◆ What the exercise asks
Wherever a line holds the word "residue", copy that line out.

◆ Available records

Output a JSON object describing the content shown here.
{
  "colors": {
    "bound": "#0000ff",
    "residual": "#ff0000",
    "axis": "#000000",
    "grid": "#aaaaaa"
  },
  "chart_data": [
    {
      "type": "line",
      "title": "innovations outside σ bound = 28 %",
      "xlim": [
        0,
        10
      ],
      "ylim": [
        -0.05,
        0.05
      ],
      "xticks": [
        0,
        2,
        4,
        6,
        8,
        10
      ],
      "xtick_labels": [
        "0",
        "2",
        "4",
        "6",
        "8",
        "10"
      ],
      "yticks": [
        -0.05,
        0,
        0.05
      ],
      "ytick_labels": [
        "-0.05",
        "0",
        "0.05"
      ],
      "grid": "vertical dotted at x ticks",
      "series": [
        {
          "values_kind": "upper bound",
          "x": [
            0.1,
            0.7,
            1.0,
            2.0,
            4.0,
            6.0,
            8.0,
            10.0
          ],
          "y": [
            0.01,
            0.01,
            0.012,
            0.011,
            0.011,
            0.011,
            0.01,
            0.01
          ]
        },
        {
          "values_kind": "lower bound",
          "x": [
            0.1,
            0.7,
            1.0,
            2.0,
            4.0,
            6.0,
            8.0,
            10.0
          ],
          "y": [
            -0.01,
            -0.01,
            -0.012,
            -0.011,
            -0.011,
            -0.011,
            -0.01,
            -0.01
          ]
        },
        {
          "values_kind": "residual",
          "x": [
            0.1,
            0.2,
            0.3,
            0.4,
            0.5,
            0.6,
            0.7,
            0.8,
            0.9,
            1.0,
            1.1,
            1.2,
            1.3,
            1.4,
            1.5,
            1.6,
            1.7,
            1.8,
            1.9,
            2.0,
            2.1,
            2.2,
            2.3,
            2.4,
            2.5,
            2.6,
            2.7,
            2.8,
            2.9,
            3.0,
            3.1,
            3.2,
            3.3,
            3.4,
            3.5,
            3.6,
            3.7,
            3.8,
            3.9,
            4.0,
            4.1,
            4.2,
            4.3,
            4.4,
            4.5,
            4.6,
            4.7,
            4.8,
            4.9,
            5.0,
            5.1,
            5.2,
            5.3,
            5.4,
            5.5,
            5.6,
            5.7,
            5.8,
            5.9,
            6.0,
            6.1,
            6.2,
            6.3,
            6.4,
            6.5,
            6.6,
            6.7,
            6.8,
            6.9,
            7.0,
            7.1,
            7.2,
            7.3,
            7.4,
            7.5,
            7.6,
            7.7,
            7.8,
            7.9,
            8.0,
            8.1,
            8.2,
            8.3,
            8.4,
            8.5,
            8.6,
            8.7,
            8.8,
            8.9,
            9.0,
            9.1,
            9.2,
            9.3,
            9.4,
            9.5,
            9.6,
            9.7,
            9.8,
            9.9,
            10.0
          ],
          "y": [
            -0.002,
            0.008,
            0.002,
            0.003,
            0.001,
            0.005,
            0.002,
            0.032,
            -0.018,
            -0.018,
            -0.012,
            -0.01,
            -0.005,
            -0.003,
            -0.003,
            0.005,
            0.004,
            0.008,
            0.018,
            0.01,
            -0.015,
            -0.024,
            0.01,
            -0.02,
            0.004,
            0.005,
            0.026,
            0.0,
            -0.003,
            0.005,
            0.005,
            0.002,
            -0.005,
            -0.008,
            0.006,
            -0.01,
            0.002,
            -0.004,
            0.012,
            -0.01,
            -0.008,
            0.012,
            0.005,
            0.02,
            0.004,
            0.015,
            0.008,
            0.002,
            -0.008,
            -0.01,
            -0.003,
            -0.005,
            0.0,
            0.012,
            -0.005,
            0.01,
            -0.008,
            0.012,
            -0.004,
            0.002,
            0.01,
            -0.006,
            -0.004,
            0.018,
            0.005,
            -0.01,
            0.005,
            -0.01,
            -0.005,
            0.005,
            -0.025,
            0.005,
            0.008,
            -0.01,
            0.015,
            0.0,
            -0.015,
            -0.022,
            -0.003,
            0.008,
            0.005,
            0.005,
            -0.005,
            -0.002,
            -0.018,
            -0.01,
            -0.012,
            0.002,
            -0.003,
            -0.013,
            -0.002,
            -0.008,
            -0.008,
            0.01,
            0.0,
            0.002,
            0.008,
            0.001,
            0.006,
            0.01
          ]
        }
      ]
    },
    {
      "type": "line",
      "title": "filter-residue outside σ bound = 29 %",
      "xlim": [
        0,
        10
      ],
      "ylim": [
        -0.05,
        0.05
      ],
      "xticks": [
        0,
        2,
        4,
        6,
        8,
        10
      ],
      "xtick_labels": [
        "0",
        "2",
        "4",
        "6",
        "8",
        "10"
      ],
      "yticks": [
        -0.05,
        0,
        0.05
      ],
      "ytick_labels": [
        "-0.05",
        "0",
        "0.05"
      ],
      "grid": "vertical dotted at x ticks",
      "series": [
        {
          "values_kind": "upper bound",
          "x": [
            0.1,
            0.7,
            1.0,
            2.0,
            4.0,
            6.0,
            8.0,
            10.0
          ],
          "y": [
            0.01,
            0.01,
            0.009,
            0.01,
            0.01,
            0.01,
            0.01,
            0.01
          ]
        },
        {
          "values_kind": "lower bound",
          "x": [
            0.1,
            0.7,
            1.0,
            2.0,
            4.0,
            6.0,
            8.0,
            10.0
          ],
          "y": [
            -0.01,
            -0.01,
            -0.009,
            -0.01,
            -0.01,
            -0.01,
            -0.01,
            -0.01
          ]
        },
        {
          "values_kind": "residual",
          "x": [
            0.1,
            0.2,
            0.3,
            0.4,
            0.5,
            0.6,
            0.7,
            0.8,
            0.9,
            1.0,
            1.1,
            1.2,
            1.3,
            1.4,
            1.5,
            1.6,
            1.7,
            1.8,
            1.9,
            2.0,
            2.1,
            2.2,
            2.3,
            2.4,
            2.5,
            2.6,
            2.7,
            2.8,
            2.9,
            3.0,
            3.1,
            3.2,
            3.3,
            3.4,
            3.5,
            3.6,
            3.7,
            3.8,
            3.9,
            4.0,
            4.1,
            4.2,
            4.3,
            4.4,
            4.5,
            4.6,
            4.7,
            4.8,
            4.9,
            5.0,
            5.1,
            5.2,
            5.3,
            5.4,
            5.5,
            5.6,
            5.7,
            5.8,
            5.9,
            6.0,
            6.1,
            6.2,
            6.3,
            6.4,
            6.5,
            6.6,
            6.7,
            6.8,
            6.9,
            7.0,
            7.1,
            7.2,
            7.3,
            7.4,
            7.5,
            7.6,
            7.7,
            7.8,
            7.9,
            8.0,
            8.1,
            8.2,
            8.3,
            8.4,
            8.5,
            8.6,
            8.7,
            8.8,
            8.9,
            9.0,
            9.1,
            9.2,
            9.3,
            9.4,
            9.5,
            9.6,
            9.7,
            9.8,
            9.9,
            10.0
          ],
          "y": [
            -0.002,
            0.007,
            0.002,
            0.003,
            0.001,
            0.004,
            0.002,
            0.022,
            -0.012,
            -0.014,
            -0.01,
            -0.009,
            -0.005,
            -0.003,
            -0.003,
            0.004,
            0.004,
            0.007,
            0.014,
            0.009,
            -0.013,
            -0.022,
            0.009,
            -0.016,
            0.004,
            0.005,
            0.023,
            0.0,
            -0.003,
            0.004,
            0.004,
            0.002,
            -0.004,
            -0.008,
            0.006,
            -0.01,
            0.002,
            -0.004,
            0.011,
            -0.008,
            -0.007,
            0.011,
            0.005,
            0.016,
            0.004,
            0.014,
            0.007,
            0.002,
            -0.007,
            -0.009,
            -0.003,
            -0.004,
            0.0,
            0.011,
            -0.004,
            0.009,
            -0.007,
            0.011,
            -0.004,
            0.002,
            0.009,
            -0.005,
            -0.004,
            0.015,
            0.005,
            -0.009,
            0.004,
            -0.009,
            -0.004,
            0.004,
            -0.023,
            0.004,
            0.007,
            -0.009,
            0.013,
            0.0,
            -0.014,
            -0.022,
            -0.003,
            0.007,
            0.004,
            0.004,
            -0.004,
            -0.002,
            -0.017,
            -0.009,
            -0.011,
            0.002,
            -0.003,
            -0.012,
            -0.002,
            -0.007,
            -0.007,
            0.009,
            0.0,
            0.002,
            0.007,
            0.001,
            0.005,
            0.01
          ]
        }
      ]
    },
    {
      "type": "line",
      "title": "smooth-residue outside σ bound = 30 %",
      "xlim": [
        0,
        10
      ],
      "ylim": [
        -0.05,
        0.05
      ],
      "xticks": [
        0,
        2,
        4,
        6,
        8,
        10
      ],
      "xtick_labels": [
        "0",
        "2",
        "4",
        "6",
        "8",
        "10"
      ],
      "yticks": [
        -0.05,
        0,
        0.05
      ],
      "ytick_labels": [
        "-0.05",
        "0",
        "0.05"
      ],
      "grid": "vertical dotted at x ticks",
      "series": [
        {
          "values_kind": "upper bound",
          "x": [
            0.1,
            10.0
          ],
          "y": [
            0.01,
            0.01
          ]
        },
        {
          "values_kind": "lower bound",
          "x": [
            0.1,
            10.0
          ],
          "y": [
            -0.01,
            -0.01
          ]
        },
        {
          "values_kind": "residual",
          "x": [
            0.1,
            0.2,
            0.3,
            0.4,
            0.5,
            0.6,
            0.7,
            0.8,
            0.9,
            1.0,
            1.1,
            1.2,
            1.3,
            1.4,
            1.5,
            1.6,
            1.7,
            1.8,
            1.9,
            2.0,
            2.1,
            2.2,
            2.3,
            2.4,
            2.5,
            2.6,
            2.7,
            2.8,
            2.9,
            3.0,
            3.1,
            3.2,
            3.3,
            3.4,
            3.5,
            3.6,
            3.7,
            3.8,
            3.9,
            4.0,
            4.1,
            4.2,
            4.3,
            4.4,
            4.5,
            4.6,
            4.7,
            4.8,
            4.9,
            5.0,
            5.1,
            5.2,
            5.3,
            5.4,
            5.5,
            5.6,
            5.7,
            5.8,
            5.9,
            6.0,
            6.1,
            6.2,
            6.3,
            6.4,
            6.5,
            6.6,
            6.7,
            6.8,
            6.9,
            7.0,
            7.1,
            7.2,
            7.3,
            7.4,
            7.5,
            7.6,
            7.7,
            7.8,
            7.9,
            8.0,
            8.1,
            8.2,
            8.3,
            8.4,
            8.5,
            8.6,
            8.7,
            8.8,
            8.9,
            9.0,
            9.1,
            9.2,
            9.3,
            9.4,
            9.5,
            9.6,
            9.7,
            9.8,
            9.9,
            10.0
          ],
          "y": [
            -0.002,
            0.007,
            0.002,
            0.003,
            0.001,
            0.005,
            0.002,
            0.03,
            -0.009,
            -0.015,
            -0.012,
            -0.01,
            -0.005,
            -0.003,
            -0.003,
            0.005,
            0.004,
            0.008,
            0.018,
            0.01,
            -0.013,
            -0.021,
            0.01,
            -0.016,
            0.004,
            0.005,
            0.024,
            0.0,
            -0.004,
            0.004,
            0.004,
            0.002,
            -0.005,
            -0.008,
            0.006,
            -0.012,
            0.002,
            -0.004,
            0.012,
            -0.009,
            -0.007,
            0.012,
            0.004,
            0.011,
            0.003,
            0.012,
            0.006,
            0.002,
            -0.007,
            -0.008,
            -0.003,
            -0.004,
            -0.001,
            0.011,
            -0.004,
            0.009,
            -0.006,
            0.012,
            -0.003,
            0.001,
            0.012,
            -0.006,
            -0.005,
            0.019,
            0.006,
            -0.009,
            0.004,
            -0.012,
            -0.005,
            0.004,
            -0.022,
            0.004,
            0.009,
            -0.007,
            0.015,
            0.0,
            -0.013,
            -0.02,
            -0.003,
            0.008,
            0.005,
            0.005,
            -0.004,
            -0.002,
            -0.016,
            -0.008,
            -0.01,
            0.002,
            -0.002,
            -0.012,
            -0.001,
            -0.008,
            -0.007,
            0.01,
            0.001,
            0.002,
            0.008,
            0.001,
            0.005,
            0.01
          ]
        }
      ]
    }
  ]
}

◆ Final result
      "title": "filter-residue outside σ bound = 29 %",
      "title": "smooth-residue outside σ bound = 30 %",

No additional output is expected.